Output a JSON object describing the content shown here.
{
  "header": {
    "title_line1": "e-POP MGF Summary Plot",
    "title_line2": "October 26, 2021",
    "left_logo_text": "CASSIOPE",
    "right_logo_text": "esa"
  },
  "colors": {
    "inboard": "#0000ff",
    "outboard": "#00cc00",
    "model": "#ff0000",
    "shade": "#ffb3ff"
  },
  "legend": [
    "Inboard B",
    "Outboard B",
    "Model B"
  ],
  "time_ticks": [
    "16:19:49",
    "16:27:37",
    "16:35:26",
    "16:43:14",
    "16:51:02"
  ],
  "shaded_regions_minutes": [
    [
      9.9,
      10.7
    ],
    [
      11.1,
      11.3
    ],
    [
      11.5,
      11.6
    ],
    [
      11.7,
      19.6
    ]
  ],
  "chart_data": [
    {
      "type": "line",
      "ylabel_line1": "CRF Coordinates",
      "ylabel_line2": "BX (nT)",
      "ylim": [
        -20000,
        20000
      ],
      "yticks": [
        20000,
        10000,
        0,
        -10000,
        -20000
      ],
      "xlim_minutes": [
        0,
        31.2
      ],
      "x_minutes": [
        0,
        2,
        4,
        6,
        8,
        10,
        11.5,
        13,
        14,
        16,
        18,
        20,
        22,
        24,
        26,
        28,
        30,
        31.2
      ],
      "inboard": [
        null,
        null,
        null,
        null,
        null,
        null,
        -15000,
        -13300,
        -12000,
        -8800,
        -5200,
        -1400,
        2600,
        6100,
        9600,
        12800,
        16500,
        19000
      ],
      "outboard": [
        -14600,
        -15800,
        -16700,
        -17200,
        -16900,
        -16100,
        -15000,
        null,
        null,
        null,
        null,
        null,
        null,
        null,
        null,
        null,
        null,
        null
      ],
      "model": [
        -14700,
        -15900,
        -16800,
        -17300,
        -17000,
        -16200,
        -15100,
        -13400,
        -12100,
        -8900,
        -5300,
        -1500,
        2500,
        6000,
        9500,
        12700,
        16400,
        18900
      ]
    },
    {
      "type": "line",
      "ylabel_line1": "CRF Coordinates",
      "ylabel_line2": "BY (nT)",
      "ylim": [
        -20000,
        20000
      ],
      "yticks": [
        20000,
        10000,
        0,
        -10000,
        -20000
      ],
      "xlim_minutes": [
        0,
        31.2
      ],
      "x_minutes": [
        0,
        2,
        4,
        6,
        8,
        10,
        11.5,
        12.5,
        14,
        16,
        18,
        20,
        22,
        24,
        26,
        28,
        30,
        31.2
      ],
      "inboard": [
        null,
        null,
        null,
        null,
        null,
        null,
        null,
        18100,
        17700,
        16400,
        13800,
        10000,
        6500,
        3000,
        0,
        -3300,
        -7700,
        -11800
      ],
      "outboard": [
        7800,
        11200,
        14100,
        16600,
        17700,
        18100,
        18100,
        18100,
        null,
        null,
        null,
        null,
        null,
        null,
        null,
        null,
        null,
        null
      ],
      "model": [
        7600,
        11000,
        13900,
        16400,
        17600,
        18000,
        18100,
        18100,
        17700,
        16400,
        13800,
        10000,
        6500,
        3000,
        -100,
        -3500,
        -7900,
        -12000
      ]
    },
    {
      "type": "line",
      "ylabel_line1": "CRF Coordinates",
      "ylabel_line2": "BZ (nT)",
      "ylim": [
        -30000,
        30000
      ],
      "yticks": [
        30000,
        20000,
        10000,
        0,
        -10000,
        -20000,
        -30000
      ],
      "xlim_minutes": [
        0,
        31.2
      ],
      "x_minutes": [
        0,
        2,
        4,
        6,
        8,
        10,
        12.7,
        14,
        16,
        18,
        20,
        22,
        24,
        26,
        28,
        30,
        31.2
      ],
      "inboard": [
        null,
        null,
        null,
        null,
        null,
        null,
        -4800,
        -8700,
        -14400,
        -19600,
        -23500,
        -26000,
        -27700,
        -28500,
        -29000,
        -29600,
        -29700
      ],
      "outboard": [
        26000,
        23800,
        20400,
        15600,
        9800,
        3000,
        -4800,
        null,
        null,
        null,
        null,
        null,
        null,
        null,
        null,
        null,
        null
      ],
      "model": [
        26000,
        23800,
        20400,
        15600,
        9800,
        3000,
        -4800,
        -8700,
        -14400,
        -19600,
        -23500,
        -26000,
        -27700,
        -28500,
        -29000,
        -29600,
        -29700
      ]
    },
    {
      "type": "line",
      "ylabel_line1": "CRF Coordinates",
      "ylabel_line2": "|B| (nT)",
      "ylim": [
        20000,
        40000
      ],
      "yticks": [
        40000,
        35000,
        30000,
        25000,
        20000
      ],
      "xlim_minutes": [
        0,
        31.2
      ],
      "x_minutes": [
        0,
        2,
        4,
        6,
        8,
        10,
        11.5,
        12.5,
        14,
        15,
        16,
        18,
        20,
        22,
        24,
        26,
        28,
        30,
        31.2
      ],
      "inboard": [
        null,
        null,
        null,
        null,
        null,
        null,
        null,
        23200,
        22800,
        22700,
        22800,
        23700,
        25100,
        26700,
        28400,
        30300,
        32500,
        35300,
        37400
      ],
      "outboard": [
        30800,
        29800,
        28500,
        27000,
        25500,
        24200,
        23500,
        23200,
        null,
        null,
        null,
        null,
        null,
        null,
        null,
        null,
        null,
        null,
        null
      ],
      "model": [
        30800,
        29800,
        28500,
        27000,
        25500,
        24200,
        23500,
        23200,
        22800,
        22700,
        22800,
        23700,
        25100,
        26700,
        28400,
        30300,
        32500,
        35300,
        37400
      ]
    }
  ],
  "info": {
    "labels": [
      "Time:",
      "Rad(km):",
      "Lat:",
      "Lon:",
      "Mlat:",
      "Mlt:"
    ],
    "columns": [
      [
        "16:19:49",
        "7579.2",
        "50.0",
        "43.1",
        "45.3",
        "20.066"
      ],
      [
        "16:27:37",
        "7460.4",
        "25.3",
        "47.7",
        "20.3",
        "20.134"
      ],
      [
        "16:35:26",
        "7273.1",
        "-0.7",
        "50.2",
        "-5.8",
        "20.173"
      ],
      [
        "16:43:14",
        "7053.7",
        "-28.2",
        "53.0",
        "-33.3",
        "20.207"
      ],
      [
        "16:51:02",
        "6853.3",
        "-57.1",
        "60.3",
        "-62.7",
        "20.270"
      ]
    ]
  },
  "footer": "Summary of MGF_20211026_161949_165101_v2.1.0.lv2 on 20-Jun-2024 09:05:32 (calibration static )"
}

--

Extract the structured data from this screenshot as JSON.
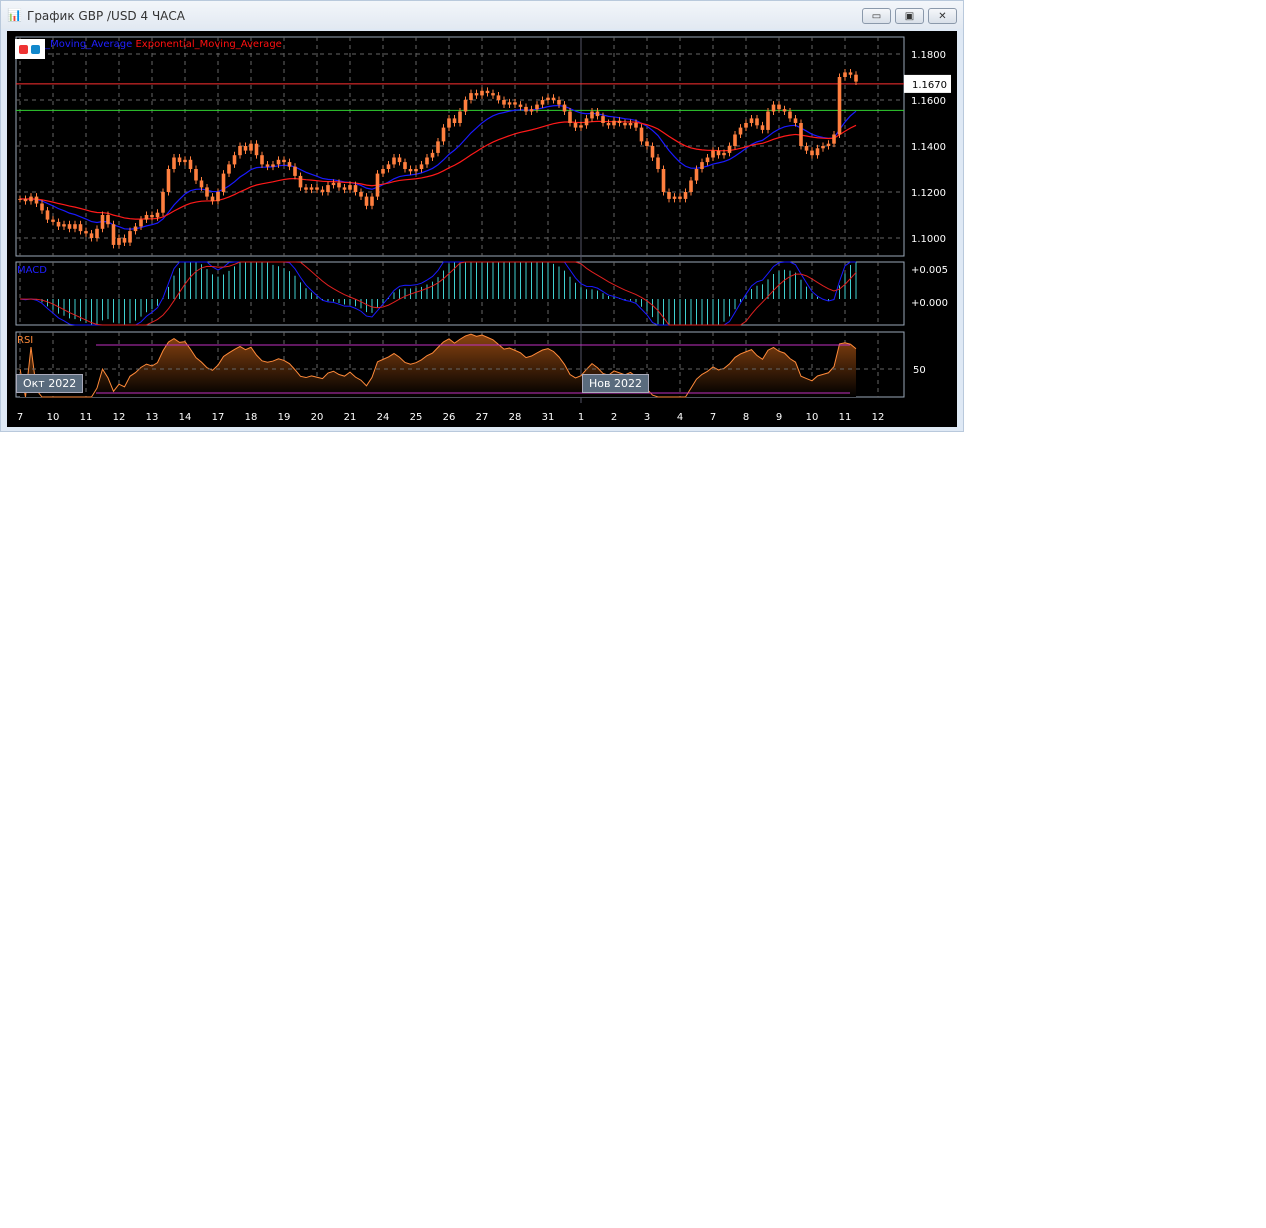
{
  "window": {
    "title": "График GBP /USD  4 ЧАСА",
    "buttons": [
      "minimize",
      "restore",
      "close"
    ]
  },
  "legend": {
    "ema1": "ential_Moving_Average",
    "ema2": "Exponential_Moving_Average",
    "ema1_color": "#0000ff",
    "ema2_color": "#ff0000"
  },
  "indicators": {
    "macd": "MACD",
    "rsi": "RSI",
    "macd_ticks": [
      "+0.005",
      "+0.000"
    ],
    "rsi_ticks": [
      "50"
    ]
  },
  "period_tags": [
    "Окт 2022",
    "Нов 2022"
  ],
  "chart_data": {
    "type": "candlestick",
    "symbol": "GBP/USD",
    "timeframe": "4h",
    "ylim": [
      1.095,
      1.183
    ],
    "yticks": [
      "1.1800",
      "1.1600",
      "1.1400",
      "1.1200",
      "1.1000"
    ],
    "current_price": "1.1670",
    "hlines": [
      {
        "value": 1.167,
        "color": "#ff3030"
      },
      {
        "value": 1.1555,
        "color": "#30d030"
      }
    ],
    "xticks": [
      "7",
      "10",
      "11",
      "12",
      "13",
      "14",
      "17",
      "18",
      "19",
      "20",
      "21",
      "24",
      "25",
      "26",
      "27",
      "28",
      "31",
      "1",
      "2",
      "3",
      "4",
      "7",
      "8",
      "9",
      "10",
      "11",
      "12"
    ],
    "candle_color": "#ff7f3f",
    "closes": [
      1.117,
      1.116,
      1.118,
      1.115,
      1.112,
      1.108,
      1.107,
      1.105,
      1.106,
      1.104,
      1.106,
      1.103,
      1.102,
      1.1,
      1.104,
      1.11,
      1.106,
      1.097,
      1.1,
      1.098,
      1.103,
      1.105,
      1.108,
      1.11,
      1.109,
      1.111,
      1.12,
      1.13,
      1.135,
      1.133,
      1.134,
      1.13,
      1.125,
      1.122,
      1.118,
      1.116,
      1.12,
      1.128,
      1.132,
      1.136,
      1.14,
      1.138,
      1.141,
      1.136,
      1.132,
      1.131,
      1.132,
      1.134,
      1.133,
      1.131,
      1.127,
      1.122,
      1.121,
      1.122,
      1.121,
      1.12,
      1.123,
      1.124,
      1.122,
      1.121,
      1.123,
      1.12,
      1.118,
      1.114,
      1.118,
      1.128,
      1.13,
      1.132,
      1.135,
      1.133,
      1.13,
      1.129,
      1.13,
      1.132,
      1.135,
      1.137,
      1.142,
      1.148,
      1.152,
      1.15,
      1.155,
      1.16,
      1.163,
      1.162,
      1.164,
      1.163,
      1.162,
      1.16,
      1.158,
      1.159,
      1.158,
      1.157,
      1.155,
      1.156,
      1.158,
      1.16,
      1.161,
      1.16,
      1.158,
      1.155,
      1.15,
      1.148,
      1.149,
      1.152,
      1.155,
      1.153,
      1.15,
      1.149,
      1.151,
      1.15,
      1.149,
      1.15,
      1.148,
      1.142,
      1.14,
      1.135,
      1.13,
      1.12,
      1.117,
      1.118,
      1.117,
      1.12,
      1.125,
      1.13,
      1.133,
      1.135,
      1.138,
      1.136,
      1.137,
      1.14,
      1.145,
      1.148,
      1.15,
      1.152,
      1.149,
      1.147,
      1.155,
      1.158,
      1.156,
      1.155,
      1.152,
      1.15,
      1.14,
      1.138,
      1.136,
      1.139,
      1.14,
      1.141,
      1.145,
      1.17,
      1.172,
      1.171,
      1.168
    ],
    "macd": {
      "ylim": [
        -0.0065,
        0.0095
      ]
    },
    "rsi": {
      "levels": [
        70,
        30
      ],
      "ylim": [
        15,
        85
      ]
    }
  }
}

* **Do this**
Copy out the lines in which the string "Summary" appears.

* **Reply to the task**
    "title_line1": "e-POP MGF Summary Plot",
  "footer": "Summary of MGF_20211026_161949_165101_v2.1.0.lv2 on 20-Jun-2024 09:05:32 (calibration static )"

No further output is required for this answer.